(Data records)

╭──

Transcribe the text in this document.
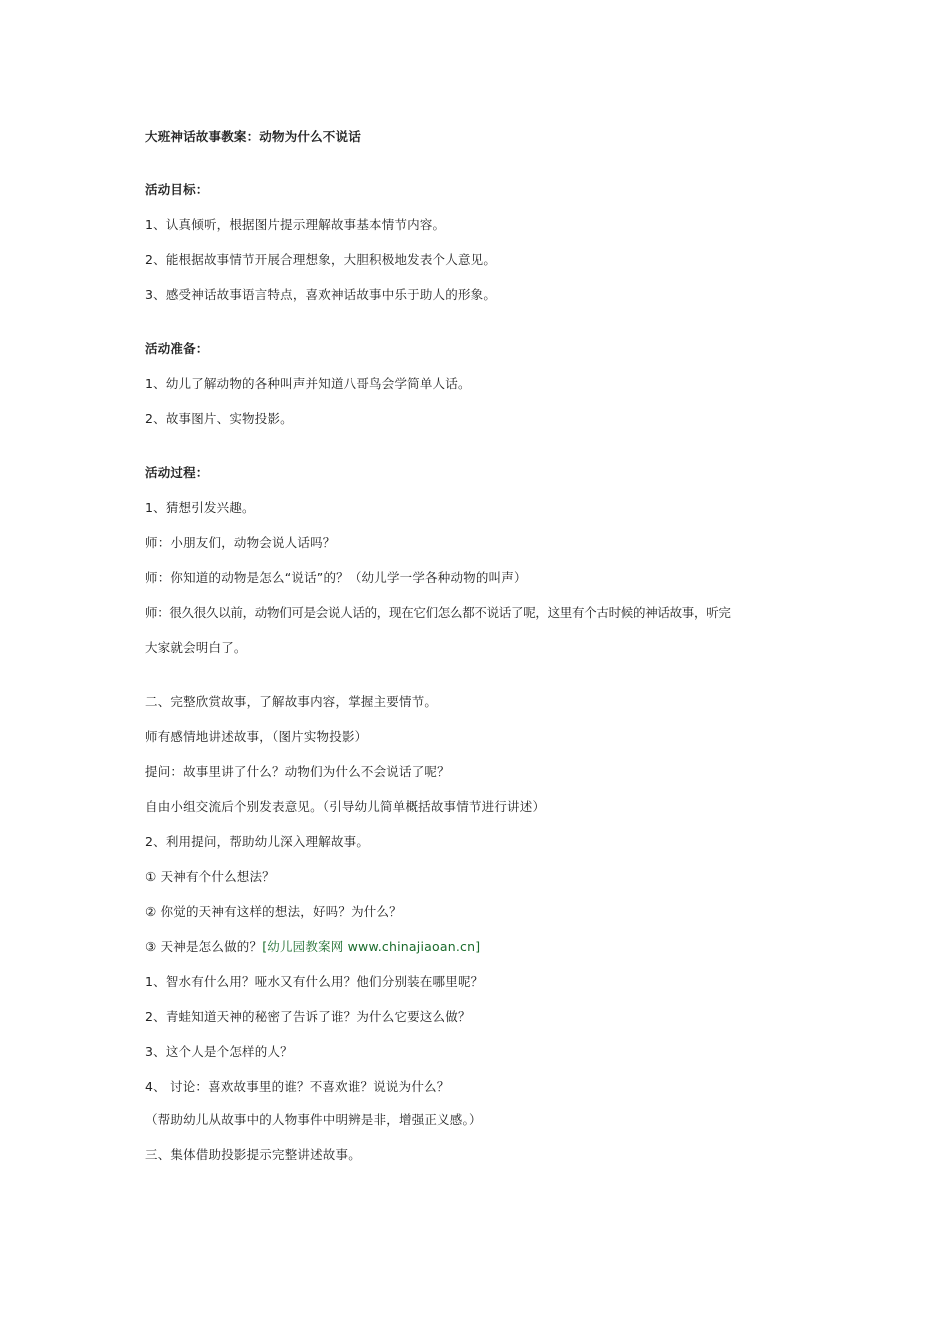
大班神话故事教案：动物为什么不说话
活动目标：
1、认真倾听，根据图片提示理解故事基本情节内容。
2、能根据故事情节开展合理想象，大胆积极地发表个人意见。
3、感受神话故事语言特点，喜欢神话故事中乐于助人的形象。
活动准备：
1、幼儿了解动物的各种叫声并知道八哥鸟会学简单人话。
2、故事图片、实物投影。
活动过程：
1、猜想引发兴趣。
师：小朋友们，动物会说人话吗？
师：你知道的动物是怎么“说话”的？（幼儿学一学各种动物的叫声）
师：很久很久以前，动物们可是会说人话的，现在它们怎么都不说话了呢，这里有个古时候的神话故事，听完
大家就会明白了。
二、完整欣赏故事，了解故事内容，掌握主要情节。
师有感情地讲述故事，（图片实物投影）
提问：故事里讲了什么？动物们为什么不会说话了呢？
自由小组交流后个别发表意见。（引导幼儿简单概括故事情节进行讲述）
2、利用提问，帮助幼儿深入理解故事。
① 天神有个什么想法？
② 你觉的天神有这样的想法，好吗？为什么？
③ 天神是怎么做的？[幼儿园教案网 www.chinajiaoan.cn]
1、智水有什么用？哑水又有什么用？他们分别装在哪里呢？
2、青蛙知道天神的秘密了告诉了谁？为什么它要这么做？
3、这个人是个怎样的人？
4、 讨论：喜欢故事里的谁？不喜欢谁？说说为什么？
（帮助幼儿从故事中的人物事件中明辨是非，增强正义感。）
三、集体借助投影提示完整讲述故事。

╰──

WHAT YOU SHOULD DO. Above are the records; reproduce them exactly and leave out the pictures.

ANSWER TO THIS TASK.
Transcribe the text in this document.
大班神话故事教案：动物为什么不说话
活动目标：
1、认真倾听，根据图片提示理解故事基本情节内容。
2、能根据故事情节开展合理想象，大胆积极地发表个人意见。
3、感受神话故事语言特点，喜欢神话故事中乐于助人的形象。
活动准备：
1、幼儿了解动物的各种叫声并知道八哥鸟会学简单人话。
2、故事图片、实物投影。
活动过程：
1、猜想引发兴趣。
师：小朋友们，动物会说人话吗？
师：你知道的动物是怎么“说话”的？（幼儿学一学各种动物的叫声）
师：很久很久以前，动物们可是会说人话的，现在它们怎么都不说话了呢，这里有个古时候的神话故事，听完
大家就会明白了。
二、完整欣赏故事，了解故事内容，掌握主要情节。
师有感情地讲述故事，（图片实物投影）
提问：故事里讲了什么？动物们为什么不会说话了呢？
自由小组交流后个别发表意见。（引导幼儿简单概括故事情节进行讲述）
2、利用提问，帮助幼儿深入理解故事。
① 天神有个什么想法？
② 你觉的天神有这样的想法，好吗？为什么？
③ 天神是怎么做的？[幼儿园教案网 www.chinajiaoan.cn]
1、智水有什么用？哑水又有什么用？他们分别装在哪里呢？
2、青蛙知道天神的秘密了告诉了谁？为什么它要这么做？
3、这个人是个怎样的人？
4、 讨论：喜欢故事里的谁？不喜欢谁？说说为什么？
（帮助幼儿从故事中的人物事件中明辨是非，增强正义感。）
三、集体借助投影提示完整讲述故事。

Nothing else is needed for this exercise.